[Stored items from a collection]

* * * * * * * * *

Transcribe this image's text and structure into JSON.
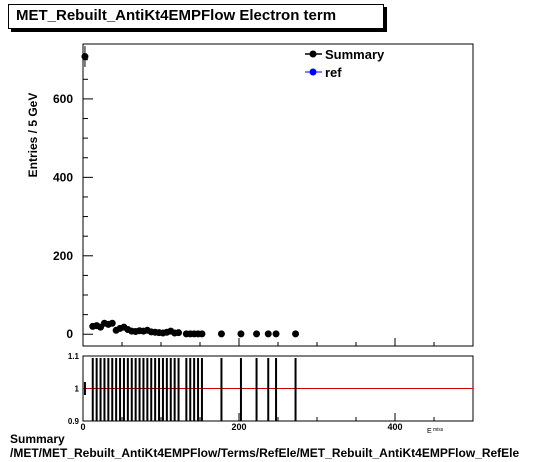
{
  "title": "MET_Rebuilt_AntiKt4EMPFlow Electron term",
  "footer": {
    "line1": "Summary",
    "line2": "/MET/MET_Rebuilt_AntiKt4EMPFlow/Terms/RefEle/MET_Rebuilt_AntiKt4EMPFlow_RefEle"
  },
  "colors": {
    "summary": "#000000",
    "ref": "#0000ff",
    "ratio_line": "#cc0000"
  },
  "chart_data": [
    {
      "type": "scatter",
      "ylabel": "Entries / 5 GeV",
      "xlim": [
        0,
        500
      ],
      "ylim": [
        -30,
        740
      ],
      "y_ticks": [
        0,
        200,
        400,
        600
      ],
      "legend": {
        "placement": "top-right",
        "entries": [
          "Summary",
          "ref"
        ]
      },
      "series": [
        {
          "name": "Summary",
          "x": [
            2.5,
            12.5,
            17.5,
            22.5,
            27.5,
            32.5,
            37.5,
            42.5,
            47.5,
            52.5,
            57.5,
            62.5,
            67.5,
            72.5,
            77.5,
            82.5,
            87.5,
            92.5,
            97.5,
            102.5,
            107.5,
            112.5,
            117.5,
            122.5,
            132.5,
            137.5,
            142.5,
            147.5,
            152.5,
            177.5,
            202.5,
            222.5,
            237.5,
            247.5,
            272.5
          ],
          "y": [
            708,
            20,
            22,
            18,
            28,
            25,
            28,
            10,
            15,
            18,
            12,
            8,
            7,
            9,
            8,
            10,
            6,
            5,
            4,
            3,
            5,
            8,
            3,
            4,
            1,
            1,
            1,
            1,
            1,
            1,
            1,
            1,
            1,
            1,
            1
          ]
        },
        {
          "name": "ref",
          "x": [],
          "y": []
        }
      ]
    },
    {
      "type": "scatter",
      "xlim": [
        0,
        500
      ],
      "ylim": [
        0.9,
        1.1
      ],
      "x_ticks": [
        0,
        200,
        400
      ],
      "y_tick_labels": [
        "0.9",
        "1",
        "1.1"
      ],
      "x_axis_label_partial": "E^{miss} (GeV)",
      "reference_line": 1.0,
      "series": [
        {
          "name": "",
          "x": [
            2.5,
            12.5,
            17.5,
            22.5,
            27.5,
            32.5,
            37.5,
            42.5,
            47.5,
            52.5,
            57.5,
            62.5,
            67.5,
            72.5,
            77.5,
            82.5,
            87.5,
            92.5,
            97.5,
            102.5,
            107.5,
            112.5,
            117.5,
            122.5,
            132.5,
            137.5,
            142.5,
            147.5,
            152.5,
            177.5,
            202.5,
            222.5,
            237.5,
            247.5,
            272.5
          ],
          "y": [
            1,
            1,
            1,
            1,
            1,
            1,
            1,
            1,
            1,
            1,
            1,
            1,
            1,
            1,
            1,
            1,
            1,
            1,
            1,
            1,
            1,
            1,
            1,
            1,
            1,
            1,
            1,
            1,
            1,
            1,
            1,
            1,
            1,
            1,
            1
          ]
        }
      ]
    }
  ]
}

* * * * * * * * *

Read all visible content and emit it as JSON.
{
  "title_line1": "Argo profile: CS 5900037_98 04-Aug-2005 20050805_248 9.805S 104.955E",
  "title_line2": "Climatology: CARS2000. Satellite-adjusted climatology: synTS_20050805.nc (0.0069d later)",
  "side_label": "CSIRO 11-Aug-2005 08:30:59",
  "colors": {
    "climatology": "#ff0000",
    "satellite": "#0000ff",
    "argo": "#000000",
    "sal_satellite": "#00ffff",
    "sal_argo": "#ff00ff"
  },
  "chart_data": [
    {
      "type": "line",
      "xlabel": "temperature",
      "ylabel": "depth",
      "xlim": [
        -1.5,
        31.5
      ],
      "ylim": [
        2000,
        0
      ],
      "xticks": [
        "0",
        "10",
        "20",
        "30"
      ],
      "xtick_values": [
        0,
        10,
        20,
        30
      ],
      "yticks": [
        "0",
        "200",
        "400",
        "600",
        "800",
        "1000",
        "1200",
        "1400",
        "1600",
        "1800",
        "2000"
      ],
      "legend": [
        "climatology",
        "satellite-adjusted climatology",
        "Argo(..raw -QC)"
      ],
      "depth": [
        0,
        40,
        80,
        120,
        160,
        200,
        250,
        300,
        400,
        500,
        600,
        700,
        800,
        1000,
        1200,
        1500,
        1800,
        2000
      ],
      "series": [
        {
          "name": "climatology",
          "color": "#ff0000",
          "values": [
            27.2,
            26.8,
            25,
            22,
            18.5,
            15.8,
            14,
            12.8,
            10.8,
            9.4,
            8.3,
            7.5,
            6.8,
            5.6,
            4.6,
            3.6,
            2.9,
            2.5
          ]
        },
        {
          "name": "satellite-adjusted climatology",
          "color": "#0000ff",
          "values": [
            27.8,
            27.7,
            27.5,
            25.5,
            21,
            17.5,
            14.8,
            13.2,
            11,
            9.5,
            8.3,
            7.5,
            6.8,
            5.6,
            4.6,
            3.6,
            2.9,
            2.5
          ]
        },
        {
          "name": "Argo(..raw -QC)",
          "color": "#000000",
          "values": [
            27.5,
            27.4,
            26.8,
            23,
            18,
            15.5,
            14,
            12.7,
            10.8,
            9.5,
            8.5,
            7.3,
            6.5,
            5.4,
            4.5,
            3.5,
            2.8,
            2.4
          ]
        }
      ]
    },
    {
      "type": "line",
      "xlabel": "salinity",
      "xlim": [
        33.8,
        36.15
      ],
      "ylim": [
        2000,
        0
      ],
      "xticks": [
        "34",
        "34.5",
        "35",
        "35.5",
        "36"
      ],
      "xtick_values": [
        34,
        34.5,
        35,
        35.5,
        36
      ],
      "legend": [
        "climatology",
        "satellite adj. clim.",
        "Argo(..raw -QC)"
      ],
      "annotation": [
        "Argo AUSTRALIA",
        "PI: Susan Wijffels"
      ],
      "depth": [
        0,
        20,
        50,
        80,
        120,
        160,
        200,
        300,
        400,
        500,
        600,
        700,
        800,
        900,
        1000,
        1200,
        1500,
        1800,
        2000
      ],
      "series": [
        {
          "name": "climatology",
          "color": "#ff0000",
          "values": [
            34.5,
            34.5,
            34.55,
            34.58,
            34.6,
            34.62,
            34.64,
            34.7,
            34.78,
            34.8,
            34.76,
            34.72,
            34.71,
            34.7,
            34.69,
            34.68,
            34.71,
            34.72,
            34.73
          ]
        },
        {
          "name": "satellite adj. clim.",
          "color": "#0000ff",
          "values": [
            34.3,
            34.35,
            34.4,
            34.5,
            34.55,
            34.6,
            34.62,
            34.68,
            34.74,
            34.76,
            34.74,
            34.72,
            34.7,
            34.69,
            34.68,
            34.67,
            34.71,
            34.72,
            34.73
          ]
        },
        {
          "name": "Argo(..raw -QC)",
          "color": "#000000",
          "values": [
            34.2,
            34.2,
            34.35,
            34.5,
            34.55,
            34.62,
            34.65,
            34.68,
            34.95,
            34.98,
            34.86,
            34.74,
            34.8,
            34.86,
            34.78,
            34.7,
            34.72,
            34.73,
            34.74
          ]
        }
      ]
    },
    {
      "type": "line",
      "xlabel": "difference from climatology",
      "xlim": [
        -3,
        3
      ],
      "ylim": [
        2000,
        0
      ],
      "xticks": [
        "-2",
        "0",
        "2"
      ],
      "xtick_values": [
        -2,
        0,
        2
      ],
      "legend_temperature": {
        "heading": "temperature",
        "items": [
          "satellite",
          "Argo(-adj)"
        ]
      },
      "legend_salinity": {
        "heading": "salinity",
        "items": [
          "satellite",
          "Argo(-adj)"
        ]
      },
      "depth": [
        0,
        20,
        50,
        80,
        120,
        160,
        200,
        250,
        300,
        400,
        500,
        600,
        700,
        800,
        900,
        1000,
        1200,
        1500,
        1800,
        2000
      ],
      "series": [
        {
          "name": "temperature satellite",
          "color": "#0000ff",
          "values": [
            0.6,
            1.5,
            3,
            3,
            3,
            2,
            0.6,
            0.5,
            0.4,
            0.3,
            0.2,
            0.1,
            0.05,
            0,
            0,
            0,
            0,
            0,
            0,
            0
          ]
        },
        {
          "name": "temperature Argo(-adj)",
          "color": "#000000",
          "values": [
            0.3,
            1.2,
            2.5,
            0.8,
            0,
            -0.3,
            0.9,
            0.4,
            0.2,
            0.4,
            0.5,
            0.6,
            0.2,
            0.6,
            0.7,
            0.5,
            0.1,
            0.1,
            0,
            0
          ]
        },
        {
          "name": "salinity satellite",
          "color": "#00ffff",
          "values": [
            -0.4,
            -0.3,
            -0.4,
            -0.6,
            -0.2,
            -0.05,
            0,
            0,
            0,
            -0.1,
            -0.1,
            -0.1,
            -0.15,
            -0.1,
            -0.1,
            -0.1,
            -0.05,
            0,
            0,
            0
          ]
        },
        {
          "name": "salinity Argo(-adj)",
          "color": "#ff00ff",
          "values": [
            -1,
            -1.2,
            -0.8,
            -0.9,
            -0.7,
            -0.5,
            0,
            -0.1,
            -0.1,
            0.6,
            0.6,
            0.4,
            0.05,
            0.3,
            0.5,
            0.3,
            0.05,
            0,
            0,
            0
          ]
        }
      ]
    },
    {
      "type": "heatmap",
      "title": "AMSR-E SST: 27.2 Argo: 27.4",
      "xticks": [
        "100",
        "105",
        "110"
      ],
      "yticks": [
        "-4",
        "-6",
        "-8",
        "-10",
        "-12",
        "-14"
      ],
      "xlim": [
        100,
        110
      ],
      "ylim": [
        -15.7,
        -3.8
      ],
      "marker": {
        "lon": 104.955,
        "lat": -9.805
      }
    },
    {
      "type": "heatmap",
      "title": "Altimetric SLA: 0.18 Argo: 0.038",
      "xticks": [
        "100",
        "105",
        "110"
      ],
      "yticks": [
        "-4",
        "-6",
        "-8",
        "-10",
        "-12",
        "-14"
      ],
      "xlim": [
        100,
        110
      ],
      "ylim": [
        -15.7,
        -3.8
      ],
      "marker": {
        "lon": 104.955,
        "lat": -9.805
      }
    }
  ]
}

* * * * * * * * *

WHAT THE TASK REQUIRES: Find every line that has "heading" in it, then return those lines.

SOLUTION:
        "heading": "temperature",
        "heading": "salinity",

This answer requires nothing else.